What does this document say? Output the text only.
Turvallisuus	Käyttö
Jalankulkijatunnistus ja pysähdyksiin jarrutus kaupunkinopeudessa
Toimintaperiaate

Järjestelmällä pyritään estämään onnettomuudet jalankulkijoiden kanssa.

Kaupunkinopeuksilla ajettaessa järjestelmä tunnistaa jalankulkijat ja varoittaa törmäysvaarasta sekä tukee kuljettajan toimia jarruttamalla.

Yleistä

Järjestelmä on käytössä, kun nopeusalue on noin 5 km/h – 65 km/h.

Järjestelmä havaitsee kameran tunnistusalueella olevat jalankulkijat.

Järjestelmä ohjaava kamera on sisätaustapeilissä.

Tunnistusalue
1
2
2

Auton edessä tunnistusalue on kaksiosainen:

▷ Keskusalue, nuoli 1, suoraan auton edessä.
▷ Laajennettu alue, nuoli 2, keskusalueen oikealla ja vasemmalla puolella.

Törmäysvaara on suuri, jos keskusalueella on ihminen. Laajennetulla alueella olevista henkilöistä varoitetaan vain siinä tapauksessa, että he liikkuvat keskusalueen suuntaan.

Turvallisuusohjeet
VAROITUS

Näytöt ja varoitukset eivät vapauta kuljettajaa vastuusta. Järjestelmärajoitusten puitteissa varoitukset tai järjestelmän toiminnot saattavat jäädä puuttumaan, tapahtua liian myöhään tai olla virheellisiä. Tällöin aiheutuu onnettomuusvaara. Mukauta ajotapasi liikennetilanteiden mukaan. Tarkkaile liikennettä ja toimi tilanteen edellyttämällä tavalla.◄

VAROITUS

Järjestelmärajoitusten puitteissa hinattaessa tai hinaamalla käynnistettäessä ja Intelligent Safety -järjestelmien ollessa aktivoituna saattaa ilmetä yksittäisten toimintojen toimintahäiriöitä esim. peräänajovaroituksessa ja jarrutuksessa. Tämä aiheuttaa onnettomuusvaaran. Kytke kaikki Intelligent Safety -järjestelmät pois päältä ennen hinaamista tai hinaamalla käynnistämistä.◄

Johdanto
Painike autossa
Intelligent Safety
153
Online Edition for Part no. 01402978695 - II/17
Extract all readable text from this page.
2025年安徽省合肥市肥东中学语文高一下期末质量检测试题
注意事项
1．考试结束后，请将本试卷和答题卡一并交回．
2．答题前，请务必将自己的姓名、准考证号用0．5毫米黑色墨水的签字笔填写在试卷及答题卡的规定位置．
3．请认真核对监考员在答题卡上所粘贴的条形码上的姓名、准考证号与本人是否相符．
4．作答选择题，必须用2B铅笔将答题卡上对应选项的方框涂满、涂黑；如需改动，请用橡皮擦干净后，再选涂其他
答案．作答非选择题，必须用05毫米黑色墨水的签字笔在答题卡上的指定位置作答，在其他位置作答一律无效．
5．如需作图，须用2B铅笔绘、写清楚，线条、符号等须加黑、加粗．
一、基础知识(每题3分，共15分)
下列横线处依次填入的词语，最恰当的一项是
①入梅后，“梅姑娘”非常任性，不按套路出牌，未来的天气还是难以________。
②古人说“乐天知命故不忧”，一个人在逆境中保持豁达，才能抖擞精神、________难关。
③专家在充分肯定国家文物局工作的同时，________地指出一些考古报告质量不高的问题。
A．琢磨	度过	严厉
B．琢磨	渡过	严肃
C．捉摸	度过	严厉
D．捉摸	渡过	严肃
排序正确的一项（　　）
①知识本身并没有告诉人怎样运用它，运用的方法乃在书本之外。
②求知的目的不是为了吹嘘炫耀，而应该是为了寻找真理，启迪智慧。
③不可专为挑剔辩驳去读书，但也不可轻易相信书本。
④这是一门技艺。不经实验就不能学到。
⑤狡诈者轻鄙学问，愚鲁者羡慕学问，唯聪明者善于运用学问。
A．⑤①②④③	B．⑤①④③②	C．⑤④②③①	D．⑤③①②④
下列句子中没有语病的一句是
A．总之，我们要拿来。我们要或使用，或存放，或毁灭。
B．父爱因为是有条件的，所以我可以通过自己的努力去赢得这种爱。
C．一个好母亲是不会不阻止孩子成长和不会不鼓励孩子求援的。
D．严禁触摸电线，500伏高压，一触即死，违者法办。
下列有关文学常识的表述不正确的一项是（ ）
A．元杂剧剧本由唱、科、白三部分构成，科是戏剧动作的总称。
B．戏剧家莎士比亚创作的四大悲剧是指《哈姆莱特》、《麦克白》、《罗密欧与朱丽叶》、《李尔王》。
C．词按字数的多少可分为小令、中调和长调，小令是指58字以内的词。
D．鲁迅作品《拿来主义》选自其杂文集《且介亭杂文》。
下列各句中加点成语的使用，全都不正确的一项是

######

### WHAT YOU SHOULD DO:
Repeat the material above in full, quoting it exactly.

### REPLY:
What does this document say? Output the text only.
Turvallisuus	Käyttö
Jalankulkijatunnistus ja pysähdyksiin jarrutus kaupunkinopeudessa
Toimintaperiaate

Järjestelmällä pyritään estämään onnettomuudet jalankulkijoiden kanssa.

Kaupunkinopeuksilla ajettaessa järjestelmä tunnistaa jalankulkijat ja varoittaa törmäysvaarasta sekä tukee kuljettajan toimia jarruttamalla.

Yleistä

Järjestelmä on käytössä, kun nopeusalue on noin 5 km/h – 65 km/h.

Järjestelmä havaitsee kameran tunnistusalueella olevat jalankulkijat.

Järjestelmä ohjaava kamera on sisätaustapeilissä.

Tunnistusalue
1
2
2

Auton edessä tunnistusalue on kaksiosainen:

▷ Keskusalue, nuoli 1, suoraan auton edessä.
▷ Laajennettu alue, nuoli 2, keskusalueen oikealla ja vasemmalla puolella.

Törmäysvaara on suuri, jos keskusalueella on ihminen. Laajennetulla alueella olevista henkilöistä varoitetaan vain siinä tapauksessa, että he liikkuvat keskusalueen suuntaan.

Turvallisuusohjeet
VAROITUS

Näytöt ja varoitukset eivät vapauta kuljettajaa vastuusta. Järjestelmärajoitusten puitteissa varoitukset tai järjestelmän toiminnot saattavat jäädä puuttumaan, tapahtua liian myöhään tai olla virheellisiä. Tällöin aiheutuu onnettomuusvaara. Mukauta ajotapasi liikennetilanteiden mukaan. Tarkkaile liikennettä ja toimi tilanteen edellyttämällä tavalla.◄

VAROITUS

Järjestelmärajoitusten puitteissa hinattaessa tai hinaamalla käynnistettäessä ja Intelligent Safety -järjestelmien ollessa aktivoituna saattaa ilmetä yksittäisten toimintojen toimintahäiriöitä esim. peräänajovaroituksessa ja jarrutuksessa. Tämä aiheuttaa onnettomuusvaaran. Kytke kaikki Intelligent Safety -järjestelmät pois päältä ennen hinaamista tai hinaamalla käynnistämistä.◄

Johdanto
Painike autossa
Intelligent Safety
153
Online Edition for Part no. 01402978695 - II/17
Extract all readable text from this page.
2025年安徽省合肥市肥东中学语文高一下期末质量检测试题
注意事项
1．考试结束后，请将本试卷和答题卡一并交回．
2．答题前，请务必将自己的姓名、准考证号用0．5毫米黑色墨水的签字笔填写在试卷及答题卡的规定位置．
3．请认真核对监考员在答题卡上所粘贴的条形码上的姓名、准考证号与本人是否相符．
4．作答选择题，必须用2B铅笔将答题卡上对应选项的方框涂满、涂黑；如需改动，请用橡皮擦干净后，再选涂其他
答案．作答非选择题，必须用05毫米黑色墨水的签字笔在答题卡上的指定位置作答，在其他位置作答一律无效．
5．如需作图，须用2B铅笔绘、写清楚，线条、符号等须加黑、加粗．
一、基础知识(每题3分，共15分)
下列横线处依次填入的词语，最恰当的一项是
①入梅后，“梅姑娘”非常任性，不按套路出牌，未来的天气还是难以________。
②古人说“乐天知命故不忧”，一个人在逆境中保持豁达，才能抖擞精神、________难关。
③专家在充分肯定国家文物局工作的同时，________地指出一些考古报告质量不高的问题。
A．琢磨	度过	严厉
B．琢磨	渡过	严肃
C．捉摸	度过	严厉
D．捉摸	渡过	严肃
排序正确的一项（　　）
①知识本身并没有告诉人怎样运用它，运用的方法乃在书本之外。
②求知的目的不是为了吹嘘炫耀，而应该是为了寻找真理，启迪智慧。
③不可专为挑剔辩驳去读书，但也不可轻易相信书本。
④这是一门技艺。不经实验就不能学到。
⑤狡诈者轻鄙学问，愚鲁者羡慕学问，唯聪明者善于运用学问。
A．⑤①②④③	B．⑤①④③②	C．⑤④②③①	D．⑤③①②④
下列句子中没有语病的一句是
A．总之，我们要拿来。我们要或使用，或存放，或毁灭。
B．父爱因为是有条件的，所以我可以通过自己的努力去赢得这种爱。
C．一个好母亲是不会不阻止孩子成长和不会不鼓励孩子求援的。
D．严禁触摸电线，500伏高压，一触即死，违者法办。
下列有关文学常识的表述不正确的一项是（ ）
A．元杂剧剧本由唱、科、白三部分构成，科是戏剧动作的总称。
B．戏剧家莎士比亚创作的四大悲剧是指《哈姆莱特》、《麦克白》、《罗密欧与朱丽叶》、《李尔王》。
C．词按字数的多少可分为小令、中调和长调，小令是指58字以内的词。
D．鲁迅作品《拿来主义》选自其杂文集《且介亭杂文》。
下列各句中加点成语的使用，全都不正确的一项是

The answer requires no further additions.